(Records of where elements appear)
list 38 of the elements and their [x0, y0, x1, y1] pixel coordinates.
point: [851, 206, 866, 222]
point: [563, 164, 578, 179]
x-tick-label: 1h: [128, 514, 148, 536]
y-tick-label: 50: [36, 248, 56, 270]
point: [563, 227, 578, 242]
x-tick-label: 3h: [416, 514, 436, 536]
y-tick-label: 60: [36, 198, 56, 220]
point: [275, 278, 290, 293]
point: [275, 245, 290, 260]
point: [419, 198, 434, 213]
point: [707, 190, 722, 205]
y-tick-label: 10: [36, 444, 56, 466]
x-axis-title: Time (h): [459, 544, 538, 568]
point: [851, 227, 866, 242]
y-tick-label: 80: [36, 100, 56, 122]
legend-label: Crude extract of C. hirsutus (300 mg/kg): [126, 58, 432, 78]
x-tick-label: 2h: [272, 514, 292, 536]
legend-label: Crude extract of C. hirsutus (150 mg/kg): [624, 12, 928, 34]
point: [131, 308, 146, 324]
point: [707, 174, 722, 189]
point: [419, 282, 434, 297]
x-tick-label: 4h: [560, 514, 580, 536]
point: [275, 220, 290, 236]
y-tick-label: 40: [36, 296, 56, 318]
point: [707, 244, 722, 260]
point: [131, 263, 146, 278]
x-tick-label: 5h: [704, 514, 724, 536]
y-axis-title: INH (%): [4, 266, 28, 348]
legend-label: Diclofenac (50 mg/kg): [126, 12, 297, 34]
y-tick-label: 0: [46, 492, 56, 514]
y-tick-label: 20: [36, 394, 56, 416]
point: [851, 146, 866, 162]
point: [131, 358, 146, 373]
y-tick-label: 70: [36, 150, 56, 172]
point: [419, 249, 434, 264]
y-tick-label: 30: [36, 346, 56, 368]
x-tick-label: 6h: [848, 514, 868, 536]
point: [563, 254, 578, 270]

→ TASK PROMPT
Repeat every one of the items above line for line, with no changes.

→ CORRECT RESPONSE
list 38 of the elements and their [x0, y0, x1, y1] pixel coordinates.
point: [851, 206, 866, 222]
point: [563, 164, 578, 179]
x-tick-label: 1h: [128, 514, 148, 536]
y-tick-label: 50: [36, 248, 56, 270]
point: [563, 227, 578, 242]
x-tick-label: 3h: [416, 514, 436, 536]
y-tick-label: 60: [36, 198, 56, 220]
point: [275, 278, 290, 293]
point: [275, 245, 290, 260]
point: [419, 198, 434, 213]
point: [707, 190, 722, 205]
y-tick-label: 10: [36, 444, 56, 466]
x-axis-title: Time (h): [459, 544, 538, 568]
point: [851, 227, 866, 242]
y-tick-label: 80: [36, 100, 56, 122]
legend-label: Crude extract of C. hirsutus (300 mg/kg): [126, 58, 432, 78]
x-tick-label: 2h: [272, 514, 292, 536]
legend-label: Crude extract of C. hirsutus (150 mg/kg): [624, 12, 928, 34]
point: [131, 308, 146, 324]
point: [707, 174, 722, 189]
point: [419, 282, 434, 297]
x-tick-label: 4h: [560, 514, 580, 536]
point: [275, 220, 290, 236]
y-tick-label: 40: [36, 296, 56, 318]
point: [707, 244, 722, 260]
point: [131, 263, 146, 278]
x-tick-label: 5h: [704, 514, 724, 536]
y-axis-title: INH (%): [4, 266, 28, 348]
legend-label: Diclofenac (50 mg/kg): [126, 12, 297, 34]
y-tick-label: 0: [46, 492, 56, 514]
y-tick-label: 20: [36, 394, 56, 416]
point: [851, 146, 866, 162]
point: [131, 358, 146, 373]
y-tick-label: 70: [36, 150, 56, 172]
point: [419, 249, 434, 264]
y-tick-label: 30: [36, 346, 56, 368]
x-tick-label: 6h: [848, 514, 868, 536]
point: [563, 254, 578, 270]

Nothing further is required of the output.